== Records supplied ==
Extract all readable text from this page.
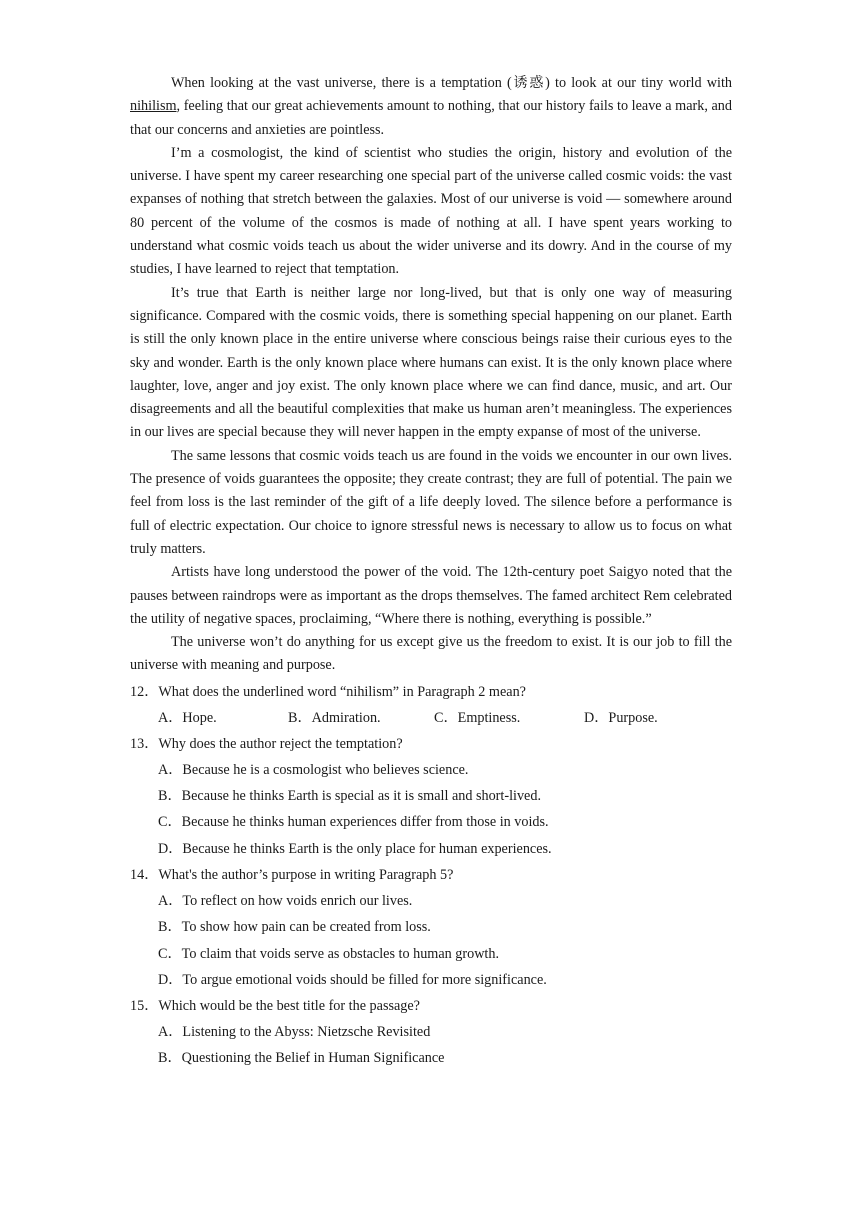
When looking at the vast universe, there is a temptation (诱惑) to look at our tiny world with nihilism, feeling that our great achievements amount to nothing, that our history fails to leave a mark, and that our concerns and anxieties are pointless.

I’m a cosmologist, the kind of scientist who studies the origin, history and evolution of the universe. I have spent my career researching one special part of the universe called cosmic voids: the vast expanses of nothing that stretch between the galaxies. Most of our universe is void — somewhere around 80 percent of the volume of the cosmos is made of nothing at all. I have spent years working to understand what cosmic voids teach us about the wider universe and its dowry. And in the course of my studies, I have learned to reject that temptation.

It’s true that Earth is neither large nor long-lived, but that is only one way of measuring significance. Compared with the cosmic voids, there is something special happening on our planet. Earth is still the only known place in the entire universe where conscious beings raise their curious eyes to the sky and wonder. Earth is the only known place where humans can exist. It is the only known place where laughter, love, anger and joy exist. The only known place where we can find dance, music, and art. Our disagreements and all the beautiful complexities that make us human aren’t meaningless. The experiences in our lives are special because they will never happen in the empty expanse of most of the universe.

The same lessons that cosmic voids teach us are found in the voids we encounter in our own lives. The presence of voids guarantees the opposite; they create contrast; they are full of potential. The pain we feel from loss is the last reminder of the gift of a life deeply loved. The silence before a performance is full of electric expectation. Our choice to ignore stressful news is necessary to allow us to focus on what truly matters.

Artists have long understood the power of the void. The 12th-century poet Saigyo noted that the pauses between raindrops were as important as the drops themselves. The famed architect Rem celebrated the utility of negative spaces, proclaiming, “Where there is nothing, everything is possible.”

The universe won’t do anything for us except give us the freedom to exist. It is our job to fill the universe with meaning and purpose.

12．What does the underlined word “nihilism” in Paragraph 2 mean?

A．Hope.	B．Admiration.	C．Emptiness.	D．Purpose.

13．Why does the author reject the temptation?

A．Because he is a cosmologist who believes science.

B．Because he thinks Earth is special as it is small and short-lived.

C．Because he thinks human experiences differ from those in voids.

D．Because he thinks Earth is the only place for human experiences.

14．What's the author’s purpose in writing Paragraph 5?

A．To reflect on how voids enrich our lives.

B．To show how pain can be created from loss.

C．To claim that voids serve as obstacles to human growth.

D．To argue emotional voids should be filled for more significance.

15．Which would be the best title for the passage?

A．Listening to the Abyss: Nietzsche Revisited

B．Questioning the Belief in Human Significance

== What you are asked to do ==
Every line above should be returned exactly; the pictures stay out.

== Answer to this problem ==
Extract all readable text from this page.
When looking at the vast universe, there is a temptation (诱惑) to look at our tiny world with nihilism, feeling that our great achievements amount to nothing, that our history fails to leave a mark, and that our concerns and anxieties are pointless.

I’m a cosmologist, the kind of scientist who studies the origin, history and evolution of the universe. I have spent my career researching one special part of the universe called cosmic voids: the vast expanses of nothing that stretch between the galaxies. Most of our universe is void — somewhere around 80 percent of the volume of the cosmos is made of nothing at all. I have spent years working to understand what cosmic voids teach us about the wider universe and its dowry. And in the course of my studies, I have learned to reject that temptation.

It’s true that Earth is neither large nor long-lived, but that is only one way of measuring significance. Compared with the cosmic voids, there is something special happening on our planet. Earth is still the only known place in the entire universe where conscious beings raise their curious eyes to the sky and wonder. Earth is the only known place where humans can exist. It is the only known place where laughter, love, anger and joy exist. The only known place where we can find dance, music, and art. Our disagreements and all the beautiful complexities that make us human aren’t meaningless. The experiences in our lives are special because they will never happen in the empty expanse of most of the universe.

The same lessons that cosmic voids teach us are found in the voids we encounter in our own lives. The presence of voids guarantees the opposite; they create contrast; they are full of potential. The pain we feel from loss is the last reminder of the gift of a life deeply loved. The silence before a performance is full of electric expectation. Our choice to ignore stressful news is necessary to allow us to focus on what truly matters.

Artists have long understood the power of the void. The 12th-century poet Saigyo noted that the pauses between raindrops were as important as the drops themselves. The famed architect Rem celebrated the utility of negative spaces, proclaiming, “Where there is nothing, everything is possible.”

The universe won’t do anything for us except give us the freedom to exist. It is our job to fill the universe with meaning and purpose.

12．What does the underlined word “nihilism” in Paragraph 2 mean?

A．Hope.	B．Admiration.	C．Emptiness.	D．Purpose.

13．Why does the author reject the temptation?

A．Because he is a cosmologist who believes science.

B．Because he thinks Earth is special as it is small and short-lived.

C．Because he thinks human experiences differ from those in voids.

D．Because he thinks Earth is the only place for human experiences.

14．What's the author’s purpose in writing Paragraph 5?

A．To reflect on how voids enrich our lives.

B．To show how pain can be created from loss.

C．To claim that voids serve as obstacles to human growth.

D．To argue emotional voids should be filled for more significance.

15．Which would be the best title for the passage?

A．Listening to the Abyss: Nietzsche Revisited

B．Questioning the Belief in Human Significance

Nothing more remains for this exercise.